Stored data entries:
==========
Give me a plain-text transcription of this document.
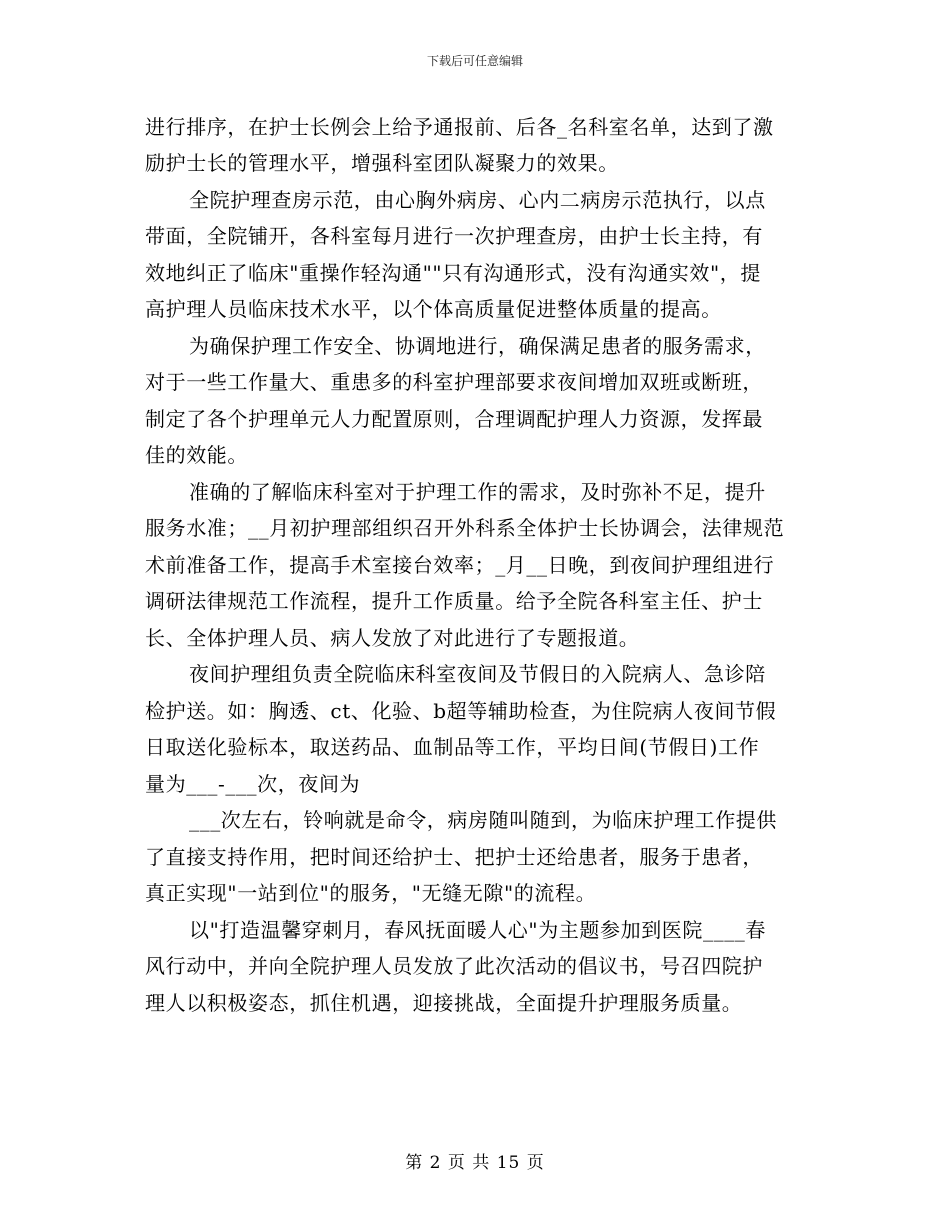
下载后可任意编辑
进行排序，在护士长例会上给予通报前、后各_名科室名单，达到了激
励护士长的管理水平，增强科室团队凝聚力的效果。
全院护理查房示范，由心胸外病房、心内二病房示范执行，以点
带面，全院铺开，各科室每月进行一次护理查房，由护士长主持，有
效地纠正了临床"重操作轻沟通""只有沟通形式，没有沟通实效"，提
高护理人员临床技术水平，以个体高质量促进整体质量的提高。
为确保护理工作安全、协调地进行，确保满足患者的服务需求，
对于一些工作量大、重患多的科室护理部要求夜间增加双班或断班，
制定了各个护理单元人力配置原则，合理调配护理人力资源，发挥最
佳的效能。
准确的了解临床科室对于护理工作的需求，及时弥补不足，提升
服务水准；__月初护理部组织召开外科系全体护士长协调会，法律规范
术前准备工作，提高手术室接台效率；_月__日晚，到夜间护理组进行
调研法律规范工作流程，提升工作质量。给予全院各科室主任、护士
长、全体护理人员、病人发放了对此进行了专题报道。
夜间护理组负责全院临床科室夜间及节假日的入院病人、急诊陪
检护送。如：胸透、ct、化验、b超等辅助检查，为住院病人夜间节假
日取送化验标本，取送药品、血制品等工作，平均日间(节假日)工作
量为___-___次，夜间为
___次左右，铃响就是命令，病房随叫随到，为临床护理工作提供
了直接支持作用，把时间还给护士、把护士还给患者，服务于患者，
真正实现"一站到位"的服务，"无缝无隙"的流程。
以"打造温馨穿刺月，春风抚面暖人心"为主题参加到医院____春
风行动中，并向全院护理人员发放了此次活动的倡议书，号召四院护
理人以积极姿态，抓住机遇，迎接挑战，全面提升护理服务质量。
第 2 页 共 15 页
==========
## Challenge
Transcribe the material exactly, and leave out whatever pictures it holds.

## Written answer
Give me a plain-text transcription of this document.
下载后可任意编辑
进行排序，在护士长例会上给予通报前、后各_名科室名单，达到了激
励护士长的管理水平，增强科室团队凝聚力的效果。
全院护理查房示范，由心胸外病房、心内二病房示范执行，以点
带面，全院铺开，各科室每月进行一次护理查房，由护士长主持，有
效地纠正了临床"重操作轻沟通""只有沟通形式，没有沟通实效"，提
高护理人员临床技术水平，以个体高质量促进整体质量的提高。
为确保护理工作安全、协调地进行，确保满足患者的服务需求，
对于一些工作量大、重患多的科室护理部要求夜间增加双班或断班，
制定了各个护理单元人力配置原则，合理调配护理人力资源，发挥最
佳的效能。
准确的了解临床科室对于护理工作的需求，及时弥补不足，提升
服务水准；__月初护理部组织召开外科系全体护士长协调会，法律规范
术前准备工作，提高手术室接台效率；_月__日晚，到夜间护理组进行
调研法律规范工作流程，提升工作质量。给予全院各科室主任、护士
长、全体护理人员、病人发放了对此进行了专题报道。
夜间护理组负责全院临床科室夜间及节假日的入院病人、急诊陪
检护送。如：胸透、ct、化验、b超等辅助检查，为住院病人夜间节假
日取送化验标本，取送药品、血制品等工作，平均日间(节假日)工作
量为___-___次，夜间为
___次左右，铃响就是命令，病房随叫随到，为临床护理工作提供
了直接支持作用，把时间还给护士、把护士还给患者，服务于患者，
真正实现"一站到位"的服务，"无缝无隙"的流程。
以"打造温馨穿刺月，春风抚面暖人心"为主题参加到医院____春
风行动中，并向全院护理人员发放了此次活动的倡议书，号召四院护
理人以积极姿态，抓住机遇，迎接挑战，全面提升护理服务质量。
第 2 页 共 15 页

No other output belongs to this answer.